DATA EXCERPTS |
+-------+

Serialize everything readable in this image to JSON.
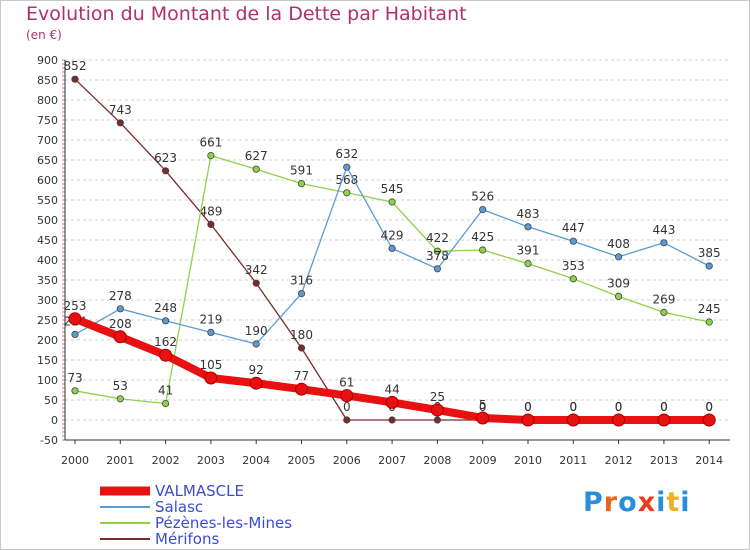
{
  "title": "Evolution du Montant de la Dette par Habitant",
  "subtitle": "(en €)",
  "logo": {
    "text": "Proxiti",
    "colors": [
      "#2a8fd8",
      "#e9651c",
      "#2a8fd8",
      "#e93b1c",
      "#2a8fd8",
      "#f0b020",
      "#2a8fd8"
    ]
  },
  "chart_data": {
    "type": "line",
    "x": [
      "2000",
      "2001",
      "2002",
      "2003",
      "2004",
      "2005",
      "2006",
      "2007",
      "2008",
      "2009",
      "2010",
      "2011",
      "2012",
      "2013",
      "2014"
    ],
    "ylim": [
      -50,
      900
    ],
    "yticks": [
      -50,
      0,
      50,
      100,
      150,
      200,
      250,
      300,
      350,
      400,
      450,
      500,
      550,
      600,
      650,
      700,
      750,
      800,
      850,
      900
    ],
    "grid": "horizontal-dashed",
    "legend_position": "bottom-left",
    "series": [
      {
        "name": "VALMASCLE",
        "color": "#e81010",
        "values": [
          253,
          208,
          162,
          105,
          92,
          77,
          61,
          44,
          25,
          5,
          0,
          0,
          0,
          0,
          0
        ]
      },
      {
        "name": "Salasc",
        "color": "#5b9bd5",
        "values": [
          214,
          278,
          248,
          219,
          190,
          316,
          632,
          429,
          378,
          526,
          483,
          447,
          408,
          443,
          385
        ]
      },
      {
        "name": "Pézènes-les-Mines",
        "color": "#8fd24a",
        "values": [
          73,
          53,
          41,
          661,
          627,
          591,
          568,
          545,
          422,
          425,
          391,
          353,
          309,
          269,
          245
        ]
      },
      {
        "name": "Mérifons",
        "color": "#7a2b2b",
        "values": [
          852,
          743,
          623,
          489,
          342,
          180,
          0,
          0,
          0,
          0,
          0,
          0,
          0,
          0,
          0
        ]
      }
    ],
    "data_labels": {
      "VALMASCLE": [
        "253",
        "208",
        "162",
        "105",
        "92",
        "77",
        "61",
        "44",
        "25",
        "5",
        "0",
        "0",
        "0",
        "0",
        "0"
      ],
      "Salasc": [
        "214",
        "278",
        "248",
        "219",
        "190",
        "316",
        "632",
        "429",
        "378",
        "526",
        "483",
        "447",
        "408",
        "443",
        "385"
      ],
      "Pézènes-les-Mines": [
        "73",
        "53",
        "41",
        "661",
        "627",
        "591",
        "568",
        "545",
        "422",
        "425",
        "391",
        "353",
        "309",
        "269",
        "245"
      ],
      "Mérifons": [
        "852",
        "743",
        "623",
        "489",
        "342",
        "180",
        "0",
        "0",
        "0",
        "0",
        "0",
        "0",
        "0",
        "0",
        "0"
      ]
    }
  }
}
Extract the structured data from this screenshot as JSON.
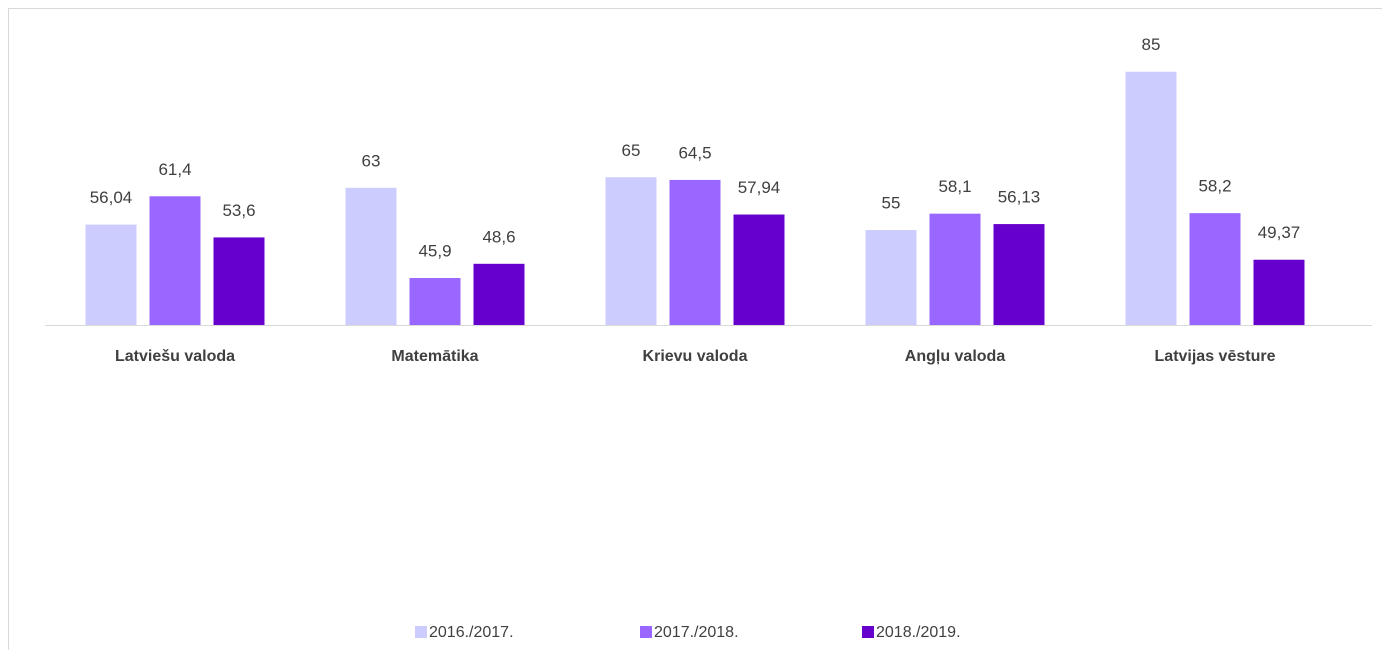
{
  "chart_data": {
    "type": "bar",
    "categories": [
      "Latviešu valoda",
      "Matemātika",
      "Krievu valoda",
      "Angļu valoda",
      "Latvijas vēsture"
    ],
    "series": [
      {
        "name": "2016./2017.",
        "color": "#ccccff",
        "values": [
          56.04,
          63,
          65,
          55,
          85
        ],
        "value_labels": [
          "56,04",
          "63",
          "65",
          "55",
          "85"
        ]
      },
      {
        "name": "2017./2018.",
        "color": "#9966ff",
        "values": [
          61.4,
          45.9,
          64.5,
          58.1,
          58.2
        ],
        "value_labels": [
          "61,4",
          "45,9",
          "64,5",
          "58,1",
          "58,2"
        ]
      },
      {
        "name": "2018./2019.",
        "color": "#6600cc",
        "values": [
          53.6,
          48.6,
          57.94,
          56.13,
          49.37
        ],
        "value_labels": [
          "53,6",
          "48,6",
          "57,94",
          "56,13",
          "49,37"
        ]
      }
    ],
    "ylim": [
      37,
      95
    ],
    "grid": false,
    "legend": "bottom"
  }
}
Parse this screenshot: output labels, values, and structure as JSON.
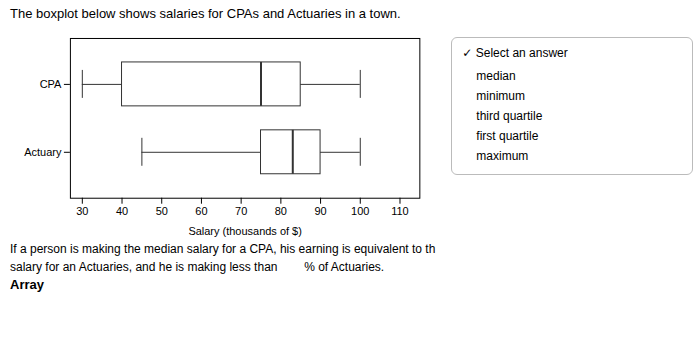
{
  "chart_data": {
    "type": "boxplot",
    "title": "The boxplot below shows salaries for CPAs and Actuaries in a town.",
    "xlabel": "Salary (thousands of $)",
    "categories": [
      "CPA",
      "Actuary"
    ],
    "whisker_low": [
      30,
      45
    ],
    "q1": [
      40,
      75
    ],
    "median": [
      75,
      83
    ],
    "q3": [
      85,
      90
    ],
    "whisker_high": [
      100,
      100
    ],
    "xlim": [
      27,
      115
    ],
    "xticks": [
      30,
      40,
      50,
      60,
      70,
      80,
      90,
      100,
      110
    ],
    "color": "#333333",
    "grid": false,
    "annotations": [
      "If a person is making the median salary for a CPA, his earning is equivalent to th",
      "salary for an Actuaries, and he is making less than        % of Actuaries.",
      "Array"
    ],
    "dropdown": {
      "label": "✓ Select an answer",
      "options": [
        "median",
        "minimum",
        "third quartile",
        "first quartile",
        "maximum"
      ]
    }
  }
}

+-------+

GIVEN INSTRUCTION | Output the records above exactly as they are, leaving out the pictures.

EXERCISE RESULT |
Serialize everything readable in this image to JSON.
{
  "title": "Evolution du Montant de la Dette par Habitant",
  "subtitle": "(en €)",
  "logo": {
    "text": "Proxiti",
    "colors": [
      "#2a8fd8",
      "#e9651c",
      "#2a8fd8",
      "#e93b1c",
      "#2a8fd8",
      "#f0b020",
      "#2a8fd8"
    ]
  },
  "chart_data": {
    "type": "line",
    "x": [
      "2000",
      "2001",
      "2002",
      "2003",
      "2004",
      "2005",
      "2006",
      "2007",
      "2008",
      "2009",
      "2010",
      "2011",
      "2012",
      "2013",
      "2014"
    ],
    "ylim": [
      -50,
      900
    ],
    "yticks": [
      -50,
      0,
      50,
      100,
      150,
      200,
      250,
      300,
      350,
      400,
      450,
      500,
      550,
      600,
      650,
      700,
      750,
      800,
      850,
      900
    ],
    "grid": "horizontal-dashed",
    "legend_position": "bottom-left",
    "series": [
      {
        "name": "VALMASCLE",
        "color": "#e81010",
        "values": [
          253,
          208,
          162,
          105,
          92,
          77,
          61,
          44,
          25,
          5,
          0,
          0,
          0,
          0,
          0
        ]
      },
      {
        "name": "Salasc",
        "color": "#5b9bd5",
        "values": [
          214,
          278,
          248,
          219,
          190,
          316,
          632,
          429,
          378,
          526,
          483,
          447,
          408,
          443,
          385
        ]
      },
      {
        "name": "Pézènes-les-Mines",
        "color": "#8fd24a",
        "values": [
          73,
          53,
          41,
          661,
          627,
          591,
          568,
          545,
          422,
          425,
          391,
          353,
          309,
          269,
          245
        ]
      },
      {
        "name": "Mérifons",
        "color": "#7a2b2b",
        "values": [
          852,
          743,
          623,
          489,
          342,
          180,
          0,
          0,
          0,
          0,
          0,
          0,
          0,
          0,
          0
        ]
      }
    ],
    "data_labels": {
      "VALMASCLE": [
        "253",
        "208",
        "162",
        "105",
        "92",
        "77",
        "61",
        "44",
        "25",
        "5",
        "0",
        "0",
        "0",
        "0",
        "0"
      ],
      "Salasc": [
        "214",
        "278",
        "248",
        "219",
        "190",
        "316",
        "632",
        "429",
        "378",
        "526",
        "483",
        "447",
        "408",
        "443",
        "385"
      ],
      "Pézènes-les-Mines": [
        "73",
        "53",
        "41",
        "661",
        "627",
        "591",
        "568",
        "545",
        "422",
        "425",
        "391",
        "353",
        "309",
        "269",
        "245"
      ],
      "Mérifons": [
        "852",
        "743",
        "623",
        "489",
        "342",
        "180",
        "0",
        "0",
        "0",
        "0",
        "0",
        "0",
        "0",
        "0",
        "0"
      ]
    }
  }
}
Extract the structured data from this screenshot as JSON.
{
  "chart_data": {
    "type": "bar",
    "categories": [
      "Latviešu valoda",
      "Matemātika",
      "Krievu valoda",
      "Angļu valoda",
      "Latvijas vēsture"
    ],
    "series": [
      {
        "name": "2016./2017.",
        "color": "#ccccff",
        "values": [
          56.04,
          63,
          65,
          55,
          85
        ],
        "value_labels": [
          "56,04",
          "63",
          "65",
          "55",
          "85"
        ]
      },
      {
        "name": "2017./2018.",
        "color": "#9966ff",
        "values": [
          61.4,
          45.9,
          64.5,
          58.1,
          58.2
        ],
        "value_labels": [
          "61,4",
          "45,9",
          "64,5",
          "58,1",
          "58,2"
        ]
      },
      {
        "name": "2018./2019.",
        "color": "#6600cc",
        "values": [
          53.6,
          48.6,
          57.94,
          56.13,
          49.37
        ],
        "value_labels": [
          "53,6",
          "48,6",
          "57,94",
          "56,13",
          "49,37"
        ]
      }
    ],
    "ylim": [
      37,
      95
    ],
    "grid": false,
    "legend": "bottom"
  }
}
Parse this screenshot: output labels, values, and structure as JSON.
{
  "chart_data": {
    "type": "boxplot",
    "title": "The boxplot below shows salaries for CPAs and Actuaries in a town.",
    "xlabel": "Salary (thousands of $)",
    "categories": [
      "CPA",
      "Actuary"
    ],
    "whisker_low": [
      30,
      45
    ],
    "q1": [
      40,
      75
    ],
    "median": [
      75,
      83
    ],
    "q3": [
      85,
      90
    ],
    "whisker_high": [
      100,
      100
    ],
    "xlim": [
      27,
      115
    ],
    "xticks": [
      30,
      40,
      50,
      60,
      70,
      80,
      90,
      100,
      110
    ],
    "color": "#333333",
    "grid": false,
    "annotations": [
      "If a person is making the median salary for a CPA, his earning is equivalent to th",
      "salary for an Actuaries, and he is making less than        % of Actuaries.",
      "Array"
    ],
    "dropdown": {
      "label": "✓ Select an answer",
      "options": [
        "median",
        "minimum",
        "third quartile",
        "first quartile",
        "maximum"
      ]
    }
  }
}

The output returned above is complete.